--- WORKING DATA ---

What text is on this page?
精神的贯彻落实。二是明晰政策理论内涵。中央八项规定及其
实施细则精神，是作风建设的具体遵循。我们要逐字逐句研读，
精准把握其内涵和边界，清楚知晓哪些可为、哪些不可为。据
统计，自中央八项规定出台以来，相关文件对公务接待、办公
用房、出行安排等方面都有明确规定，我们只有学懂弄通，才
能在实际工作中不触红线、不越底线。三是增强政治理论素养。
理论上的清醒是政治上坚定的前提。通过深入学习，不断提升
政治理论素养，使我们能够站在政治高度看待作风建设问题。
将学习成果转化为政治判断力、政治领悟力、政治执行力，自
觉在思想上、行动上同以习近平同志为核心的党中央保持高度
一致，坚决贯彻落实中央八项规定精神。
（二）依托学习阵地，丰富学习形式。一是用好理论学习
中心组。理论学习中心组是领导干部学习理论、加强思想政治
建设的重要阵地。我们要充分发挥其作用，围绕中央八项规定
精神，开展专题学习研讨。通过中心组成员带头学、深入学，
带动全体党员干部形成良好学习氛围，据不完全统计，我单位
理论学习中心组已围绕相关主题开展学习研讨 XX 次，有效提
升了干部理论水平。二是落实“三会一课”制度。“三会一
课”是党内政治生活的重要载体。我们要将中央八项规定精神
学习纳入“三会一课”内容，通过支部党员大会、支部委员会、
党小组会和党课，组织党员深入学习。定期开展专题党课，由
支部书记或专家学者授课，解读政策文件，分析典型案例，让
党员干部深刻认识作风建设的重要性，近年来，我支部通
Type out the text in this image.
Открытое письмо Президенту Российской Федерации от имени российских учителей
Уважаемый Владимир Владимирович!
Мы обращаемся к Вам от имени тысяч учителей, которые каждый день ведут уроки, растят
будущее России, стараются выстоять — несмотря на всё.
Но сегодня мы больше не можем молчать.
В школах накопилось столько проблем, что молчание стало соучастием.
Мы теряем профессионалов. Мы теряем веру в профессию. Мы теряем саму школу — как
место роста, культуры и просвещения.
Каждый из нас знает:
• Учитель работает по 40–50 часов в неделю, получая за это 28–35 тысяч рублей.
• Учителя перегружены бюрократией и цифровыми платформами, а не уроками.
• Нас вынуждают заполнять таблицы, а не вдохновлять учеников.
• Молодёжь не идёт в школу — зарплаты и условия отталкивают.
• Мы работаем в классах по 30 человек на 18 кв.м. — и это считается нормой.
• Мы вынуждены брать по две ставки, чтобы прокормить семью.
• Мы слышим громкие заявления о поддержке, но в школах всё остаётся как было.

---

WHAT THE TASK REQUIRES —
Give back the data above exactly as it appears.

CORRECT RESPONSE —
What text is on this page?
精神的贯彻落实。二是明晰政策理论内涵。中央八项规定及其
实施细则精神，是作风建设的具体遵循。我们要逐字逐句研读，
精准把握其内涵和边界，清楚知晓哪些可为、哪些不可为。据
统计，自中央八项规定出台以来，相关文件对公务接待、办公
用房、出行安排等方面都有明确规定，我们只有学懂弄通，才
能在实际工作中不触红线、不越底线。三是增强政治理论素养。
理论上的清醒是政治上坚定的前提。通过深入学习，不断提升
政治理论素养，使我们能够站在政治高度看待作风建设问题。
将学习成果转化为政治判断力、政治领悟力、政治执行力，自
觉在思想上、行动上同以习近平同志为核心的党中央保持高度
一致，坚决贯彻落实中央八项规定精神。
（二）依托学习阵地，丰富学习形式。一是用好理论学习
中心组。理论学习中心组是领导干部学习理论、加强思想政治
建设的重要阵地。我们要充分发挥其作用，围绕中央八项规定
精神，开展专题学习研讨。通过中心组成员带头学、深入学，
带动全体党员干部形成良好学习氛围，据不完全统计，我单位
理论学习中心组已围绕相关主题开展学习研讨 XX 次，有效提
升了干部理论水平。二是落实“三会一课”制度。“三会一
课”是党内政治生活的重要载体。我们要将中央八项规定精神
学习纳入“三会一课”内容，通过支部党员大会、支部委员会、
党小组会和党课，组织党员深入学习。定期开展专题党课，由
支部书记或专家学者授课，解读政策文件，分析典型案例，让
党员干部深刻认识作风建设的重要性，近年来，我支部通
Type out the text in this image.
Открытое письмо Президенту Российской Федерации от имени российских учителей
Уважаемый Владимир Владимирович!
Мы обращаемся к Вам от имени тысяч учителей, которые каждый день ведут уроки, растят
будущее России, стараются выстоять — несмотря на всё.
Но сегодня мы больше не можем молчать.
В школах накопилось столько проблем, что молчание стало соучастием.
Мы теряем профессионалов. Мы теряем веру в профессию. Мы теряем саму школу — как
место роста, культуры и просвещения.
Каждый из нас знает:
• Учитель работает по 40–50 часов в неделю, получая за это 28–35 тысяч рублей.
• Учителя перегружены бюрократией и цифровыми платформами, а не уроками.
• Нас вынуждают заполнять таблицы, а не вдохновлять учеников.
• Молодёжь не идёт в школу — зарплаты и условия отталкивают.
• Мы работаем в классах по 30 человек на 18 кв.м. — и это считается нормой.
• Мы вынуждены брать по две ставки, чтобы прокормить семью.
• Мы слышим громкие заявления о поддержке, но в школах всё остаётся как было.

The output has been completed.